begin GIVEN INFORMATION
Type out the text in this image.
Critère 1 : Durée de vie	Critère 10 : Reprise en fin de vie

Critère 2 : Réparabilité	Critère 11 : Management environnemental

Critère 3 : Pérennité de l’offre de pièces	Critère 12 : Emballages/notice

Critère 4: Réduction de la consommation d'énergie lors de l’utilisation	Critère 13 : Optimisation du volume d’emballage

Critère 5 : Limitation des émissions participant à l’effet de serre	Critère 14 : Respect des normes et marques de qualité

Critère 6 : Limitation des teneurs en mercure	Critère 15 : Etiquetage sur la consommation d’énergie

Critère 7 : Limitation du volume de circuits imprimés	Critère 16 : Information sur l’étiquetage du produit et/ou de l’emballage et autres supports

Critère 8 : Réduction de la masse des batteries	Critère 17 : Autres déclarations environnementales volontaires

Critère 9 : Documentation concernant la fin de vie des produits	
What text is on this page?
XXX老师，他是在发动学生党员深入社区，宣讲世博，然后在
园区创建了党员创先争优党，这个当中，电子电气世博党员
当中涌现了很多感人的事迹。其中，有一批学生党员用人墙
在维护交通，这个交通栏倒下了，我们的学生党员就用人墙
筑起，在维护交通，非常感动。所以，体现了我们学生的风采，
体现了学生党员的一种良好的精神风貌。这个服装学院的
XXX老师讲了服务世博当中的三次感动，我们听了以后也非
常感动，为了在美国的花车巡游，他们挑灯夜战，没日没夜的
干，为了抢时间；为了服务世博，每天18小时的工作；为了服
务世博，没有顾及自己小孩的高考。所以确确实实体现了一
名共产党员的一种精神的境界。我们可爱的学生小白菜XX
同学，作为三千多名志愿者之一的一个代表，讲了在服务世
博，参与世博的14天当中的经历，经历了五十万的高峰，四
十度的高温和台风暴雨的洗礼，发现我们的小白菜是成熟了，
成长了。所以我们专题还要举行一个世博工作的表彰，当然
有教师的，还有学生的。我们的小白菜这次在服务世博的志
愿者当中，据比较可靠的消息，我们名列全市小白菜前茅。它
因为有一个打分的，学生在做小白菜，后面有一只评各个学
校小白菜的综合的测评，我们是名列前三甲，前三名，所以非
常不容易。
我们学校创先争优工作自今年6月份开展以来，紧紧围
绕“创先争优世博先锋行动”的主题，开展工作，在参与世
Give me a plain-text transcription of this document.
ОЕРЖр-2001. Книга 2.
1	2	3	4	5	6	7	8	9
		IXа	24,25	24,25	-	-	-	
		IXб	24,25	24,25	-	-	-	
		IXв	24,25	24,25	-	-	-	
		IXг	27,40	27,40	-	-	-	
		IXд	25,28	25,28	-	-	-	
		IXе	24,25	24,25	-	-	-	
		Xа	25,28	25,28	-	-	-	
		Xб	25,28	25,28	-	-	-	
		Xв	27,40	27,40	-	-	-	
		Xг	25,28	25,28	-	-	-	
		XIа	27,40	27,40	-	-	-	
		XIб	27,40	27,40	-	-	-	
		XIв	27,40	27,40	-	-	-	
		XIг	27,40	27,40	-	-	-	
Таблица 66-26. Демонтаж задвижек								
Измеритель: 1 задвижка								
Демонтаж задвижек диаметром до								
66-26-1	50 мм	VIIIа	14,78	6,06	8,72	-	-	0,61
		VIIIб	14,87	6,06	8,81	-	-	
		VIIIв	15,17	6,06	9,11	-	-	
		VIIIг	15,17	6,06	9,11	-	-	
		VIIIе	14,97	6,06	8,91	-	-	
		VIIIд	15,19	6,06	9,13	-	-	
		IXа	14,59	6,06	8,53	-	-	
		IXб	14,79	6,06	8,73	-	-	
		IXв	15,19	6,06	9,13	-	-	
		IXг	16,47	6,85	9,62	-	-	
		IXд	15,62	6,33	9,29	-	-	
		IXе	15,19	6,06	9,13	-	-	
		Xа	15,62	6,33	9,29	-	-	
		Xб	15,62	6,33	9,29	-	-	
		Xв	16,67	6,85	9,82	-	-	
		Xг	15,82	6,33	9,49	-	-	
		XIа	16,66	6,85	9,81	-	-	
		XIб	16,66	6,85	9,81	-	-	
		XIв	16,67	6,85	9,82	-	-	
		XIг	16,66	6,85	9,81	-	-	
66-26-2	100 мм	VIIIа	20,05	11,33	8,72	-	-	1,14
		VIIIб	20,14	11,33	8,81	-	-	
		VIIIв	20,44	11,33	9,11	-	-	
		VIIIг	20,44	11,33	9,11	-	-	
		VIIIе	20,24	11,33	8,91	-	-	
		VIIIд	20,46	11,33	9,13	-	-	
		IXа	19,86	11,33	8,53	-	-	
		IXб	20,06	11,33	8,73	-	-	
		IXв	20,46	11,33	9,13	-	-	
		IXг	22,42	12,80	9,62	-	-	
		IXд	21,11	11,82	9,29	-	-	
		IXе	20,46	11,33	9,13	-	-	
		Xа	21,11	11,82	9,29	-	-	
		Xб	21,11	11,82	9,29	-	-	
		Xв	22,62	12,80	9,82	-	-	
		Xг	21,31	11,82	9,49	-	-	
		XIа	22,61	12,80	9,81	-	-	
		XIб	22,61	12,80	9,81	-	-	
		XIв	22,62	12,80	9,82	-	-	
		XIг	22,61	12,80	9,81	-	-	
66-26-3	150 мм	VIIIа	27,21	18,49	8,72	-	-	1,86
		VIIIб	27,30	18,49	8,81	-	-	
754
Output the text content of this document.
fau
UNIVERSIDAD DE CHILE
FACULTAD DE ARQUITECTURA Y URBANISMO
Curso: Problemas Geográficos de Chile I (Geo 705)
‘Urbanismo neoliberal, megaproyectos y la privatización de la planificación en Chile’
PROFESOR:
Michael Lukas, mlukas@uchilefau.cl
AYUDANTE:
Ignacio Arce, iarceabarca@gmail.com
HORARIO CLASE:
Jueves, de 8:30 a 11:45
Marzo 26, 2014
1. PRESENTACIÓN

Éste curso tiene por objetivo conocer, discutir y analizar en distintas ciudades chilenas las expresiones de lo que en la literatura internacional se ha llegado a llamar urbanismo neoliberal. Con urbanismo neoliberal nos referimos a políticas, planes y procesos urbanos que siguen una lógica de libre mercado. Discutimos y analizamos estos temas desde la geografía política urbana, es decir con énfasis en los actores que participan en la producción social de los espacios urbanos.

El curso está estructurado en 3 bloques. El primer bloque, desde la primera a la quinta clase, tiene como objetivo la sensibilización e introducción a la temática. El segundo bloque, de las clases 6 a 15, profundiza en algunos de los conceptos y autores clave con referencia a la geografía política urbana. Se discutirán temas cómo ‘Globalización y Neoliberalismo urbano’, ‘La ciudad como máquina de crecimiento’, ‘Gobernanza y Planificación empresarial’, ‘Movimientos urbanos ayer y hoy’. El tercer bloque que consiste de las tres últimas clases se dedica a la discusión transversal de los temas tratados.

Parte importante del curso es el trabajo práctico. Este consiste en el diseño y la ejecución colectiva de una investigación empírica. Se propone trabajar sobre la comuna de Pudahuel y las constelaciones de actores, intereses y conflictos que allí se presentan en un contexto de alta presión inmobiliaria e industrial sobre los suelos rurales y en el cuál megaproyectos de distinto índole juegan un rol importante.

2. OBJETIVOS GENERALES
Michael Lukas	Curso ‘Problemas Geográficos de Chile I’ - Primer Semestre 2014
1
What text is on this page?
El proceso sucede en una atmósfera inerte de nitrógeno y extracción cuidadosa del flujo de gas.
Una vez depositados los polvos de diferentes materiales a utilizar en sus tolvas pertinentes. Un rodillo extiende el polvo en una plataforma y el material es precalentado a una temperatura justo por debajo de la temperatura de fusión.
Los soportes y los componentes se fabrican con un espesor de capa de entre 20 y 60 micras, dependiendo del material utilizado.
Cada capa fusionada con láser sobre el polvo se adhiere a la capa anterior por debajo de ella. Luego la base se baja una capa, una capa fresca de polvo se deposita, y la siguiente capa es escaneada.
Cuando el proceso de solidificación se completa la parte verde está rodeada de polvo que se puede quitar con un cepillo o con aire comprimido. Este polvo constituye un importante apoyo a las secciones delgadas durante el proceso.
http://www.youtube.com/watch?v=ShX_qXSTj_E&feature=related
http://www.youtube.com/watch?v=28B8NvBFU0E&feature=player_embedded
end GIVEN INFORMATION
▶ TASK OBJECTIVE
Count how many lines of the material hold the string "задвижек". Give the number and nothing more.

▶ ANSWER TO THIS TASK
2